Exercise description »
Locate the word "screenshot" in the entries below, then gather every line that holds it.

....

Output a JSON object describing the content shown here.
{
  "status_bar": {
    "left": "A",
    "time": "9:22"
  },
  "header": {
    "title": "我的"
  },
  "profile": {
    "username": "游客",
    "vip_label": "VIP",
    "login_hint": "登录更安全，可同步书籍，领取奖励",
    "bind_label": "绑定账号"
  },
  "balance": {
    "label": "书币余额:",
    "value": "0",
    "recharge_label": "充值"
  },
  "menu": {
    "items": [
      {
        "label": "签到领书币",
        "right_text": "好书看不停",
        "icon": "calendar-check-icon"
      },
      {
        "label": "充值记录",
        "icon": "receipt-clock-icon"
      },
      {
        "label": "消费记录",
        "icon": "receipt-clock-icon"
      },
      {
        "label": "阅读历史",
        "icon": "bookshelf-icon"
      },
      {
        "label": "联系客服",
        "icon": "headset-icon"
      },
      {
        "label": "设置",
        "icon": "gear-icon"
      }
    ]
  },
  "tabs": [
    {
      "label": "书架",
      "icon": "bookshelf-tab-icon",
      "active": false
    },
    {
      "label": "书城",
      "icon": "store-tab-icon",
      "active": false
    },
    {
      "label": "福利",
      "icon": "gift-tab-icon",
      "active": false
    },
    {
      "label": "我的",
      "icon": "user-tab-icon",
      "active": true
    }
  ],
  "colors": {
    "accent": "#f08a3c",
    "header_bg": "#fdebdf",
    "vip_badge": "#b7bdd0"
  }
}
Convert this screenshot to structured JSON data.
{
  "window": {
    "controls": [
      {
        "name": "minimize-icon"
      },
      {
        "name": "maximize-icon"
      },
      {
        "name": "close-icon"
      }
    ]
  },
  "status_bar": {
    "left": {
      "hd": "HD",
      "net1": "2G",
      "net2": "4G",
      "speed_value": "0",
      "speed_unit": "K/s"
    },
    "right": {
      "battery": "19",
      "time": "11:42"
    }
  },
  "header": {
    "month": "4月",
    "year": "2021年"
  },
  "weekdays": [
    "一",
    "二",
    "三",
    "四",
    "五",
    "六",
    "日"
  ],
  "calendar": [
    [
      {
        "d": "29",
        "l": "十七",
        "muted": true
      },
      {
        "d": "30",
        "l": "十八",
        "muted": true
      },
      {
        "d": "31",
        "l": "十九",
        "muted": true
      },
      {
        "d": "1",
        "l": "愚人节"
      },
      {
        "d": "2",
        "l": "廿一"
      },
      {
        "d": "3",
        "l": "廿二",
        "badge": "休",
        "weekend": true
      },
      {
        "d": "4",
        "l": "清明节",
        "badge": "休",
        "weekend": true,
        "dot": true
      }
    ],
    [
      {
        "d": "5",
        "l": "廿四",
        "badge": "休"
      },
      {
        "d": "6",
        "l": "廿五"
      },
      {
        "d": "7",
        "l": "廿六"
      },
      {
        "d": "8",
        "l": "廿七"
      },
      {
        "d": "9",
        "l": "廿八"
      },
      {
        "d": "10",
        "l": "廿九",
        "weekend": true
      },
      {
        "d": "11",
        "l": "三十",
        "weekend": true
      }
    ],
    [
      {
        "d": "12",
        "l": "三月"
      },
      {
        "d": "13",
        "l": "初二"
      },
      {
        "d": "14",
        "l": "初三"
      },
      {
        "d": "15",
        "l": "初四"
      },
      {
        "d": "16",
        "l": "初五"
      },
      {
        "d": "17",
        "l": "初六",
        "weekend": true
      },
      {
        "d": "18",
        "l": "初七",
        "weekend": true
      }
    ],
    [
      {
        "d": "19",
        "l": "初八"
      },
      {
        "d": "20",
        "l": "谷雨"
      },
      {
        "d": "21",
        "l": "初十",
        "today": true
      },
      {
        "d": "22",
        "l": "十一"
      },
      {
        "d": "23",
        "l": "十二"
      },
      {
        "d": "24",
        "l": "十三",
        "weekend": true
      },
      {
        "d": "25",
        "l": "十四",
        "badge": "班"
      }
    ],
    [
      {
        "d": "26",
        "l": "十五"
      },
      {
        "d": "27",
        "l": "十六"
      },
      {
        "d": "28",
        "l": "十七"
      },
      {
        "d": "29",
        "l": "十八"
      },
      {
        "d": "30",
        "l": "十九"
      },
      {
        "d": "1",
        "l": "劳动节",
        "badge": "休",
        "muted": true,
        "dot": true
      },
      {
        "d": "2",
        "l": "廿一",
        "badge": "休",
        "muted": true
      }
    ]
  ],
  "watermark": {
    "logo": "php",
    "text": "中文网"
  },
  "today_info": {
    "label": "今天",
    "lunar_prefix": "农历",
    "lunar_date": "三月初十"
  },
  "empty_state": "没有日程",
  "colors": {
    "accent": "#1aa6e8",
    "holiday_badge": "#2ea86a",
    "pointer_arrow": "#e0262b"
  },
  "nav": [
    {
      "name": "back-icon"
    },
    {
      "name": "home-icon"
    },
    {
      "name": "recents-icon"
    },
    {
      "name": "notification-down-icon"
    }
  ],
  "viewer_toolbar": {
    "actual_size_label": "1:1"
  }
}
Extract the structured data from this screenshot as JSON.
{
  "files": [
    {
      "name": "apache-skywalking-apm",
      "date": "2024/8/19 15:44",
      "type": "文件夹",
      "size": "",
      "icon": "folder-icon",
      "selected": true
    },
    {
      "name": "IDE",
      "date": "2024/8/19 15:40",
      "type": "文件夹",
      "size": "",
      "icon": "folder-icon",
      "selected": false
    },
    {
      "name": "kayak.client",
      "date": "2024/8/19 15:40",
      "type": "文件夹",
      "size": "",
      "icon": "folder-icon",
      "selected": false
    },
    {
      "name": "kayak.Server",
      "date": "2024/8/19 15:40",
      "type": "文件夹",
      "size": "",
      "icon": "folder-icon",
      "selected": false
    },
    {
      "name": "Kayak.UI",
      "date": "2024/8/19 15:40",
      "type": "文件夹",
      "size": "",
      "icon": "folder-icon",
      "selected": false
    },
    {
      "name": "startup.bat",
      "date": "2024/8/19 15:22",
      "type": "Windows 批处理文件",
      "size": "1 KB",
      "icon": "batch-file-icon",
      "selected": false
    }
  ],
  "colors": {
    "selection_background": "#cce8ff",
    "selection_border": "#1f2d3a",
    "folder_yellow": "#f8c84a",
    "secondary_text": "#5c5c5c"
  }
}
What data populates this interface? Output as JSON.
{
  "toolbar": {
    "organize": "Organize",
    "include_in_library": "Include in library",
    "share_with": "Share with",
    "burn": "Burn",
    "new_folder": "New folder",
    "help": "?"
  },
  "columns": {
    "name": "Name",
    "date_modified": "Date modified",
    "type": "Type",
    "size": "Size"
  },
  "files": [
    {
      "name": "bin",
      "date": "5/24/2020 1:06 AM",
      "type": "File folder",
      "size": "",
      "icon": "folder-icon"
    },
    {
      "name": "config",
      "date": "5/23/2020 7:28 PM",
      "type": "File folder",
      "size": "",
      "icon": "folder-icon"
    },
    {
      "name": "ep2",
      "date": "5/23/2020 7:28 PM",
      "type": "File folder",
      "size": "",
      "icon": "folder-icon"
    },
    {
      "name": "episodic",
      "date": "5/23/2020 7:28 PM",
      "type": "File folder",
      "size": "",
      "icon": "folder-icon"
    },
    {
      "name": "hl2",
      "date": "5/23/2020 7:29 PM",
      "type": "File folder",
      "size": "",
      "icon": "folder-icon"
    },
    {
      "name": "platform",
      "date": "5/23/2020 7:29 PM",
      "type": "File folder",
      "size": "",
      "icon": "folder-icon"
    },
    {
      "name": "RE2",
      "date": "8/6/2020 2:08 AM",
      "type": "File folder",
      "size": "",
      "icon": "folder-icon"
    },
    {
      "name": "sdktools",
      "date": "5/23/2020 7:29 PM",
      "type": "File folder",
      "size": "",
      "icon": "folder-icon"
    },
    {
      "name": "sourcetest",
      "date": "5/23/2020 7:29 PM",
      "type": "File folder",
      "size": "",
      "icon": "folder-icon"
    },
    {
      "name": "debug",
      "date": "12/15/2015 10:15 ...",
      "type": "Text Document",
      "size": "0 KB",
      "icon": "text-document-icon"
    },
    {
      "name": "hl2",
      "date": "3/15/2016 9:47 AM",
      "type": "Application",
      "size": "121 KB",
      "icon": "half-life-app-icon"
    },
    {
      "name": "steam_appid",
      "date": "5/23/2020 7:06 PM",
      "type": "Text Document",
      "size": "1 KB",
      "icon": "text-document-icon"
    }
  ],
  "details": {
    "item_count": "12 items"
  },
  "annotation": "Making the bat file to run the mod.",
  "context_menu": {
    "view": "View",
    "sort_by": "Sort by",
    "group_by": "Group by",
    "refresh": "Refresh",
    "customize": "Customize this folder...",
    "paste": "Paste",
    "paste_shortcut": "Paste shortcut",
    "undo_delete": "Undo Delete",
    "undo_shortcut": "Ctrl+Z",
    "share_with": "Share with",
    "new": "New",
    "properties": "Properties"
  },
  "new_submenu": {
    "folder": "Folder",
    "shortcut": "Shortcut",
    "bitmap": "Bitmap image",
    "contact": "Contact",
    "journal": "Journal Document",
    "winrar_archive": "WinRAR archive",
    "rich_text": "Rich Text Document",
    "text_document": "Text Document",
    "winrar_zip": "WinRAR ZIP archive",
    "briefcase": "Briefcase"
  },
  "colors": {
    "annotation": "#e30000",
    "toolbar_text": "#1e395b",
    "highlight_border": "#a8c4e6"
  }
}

....

The result »
Convert this screenshot to structured JSON data.
Extract the structured data from this screenshot as JSON.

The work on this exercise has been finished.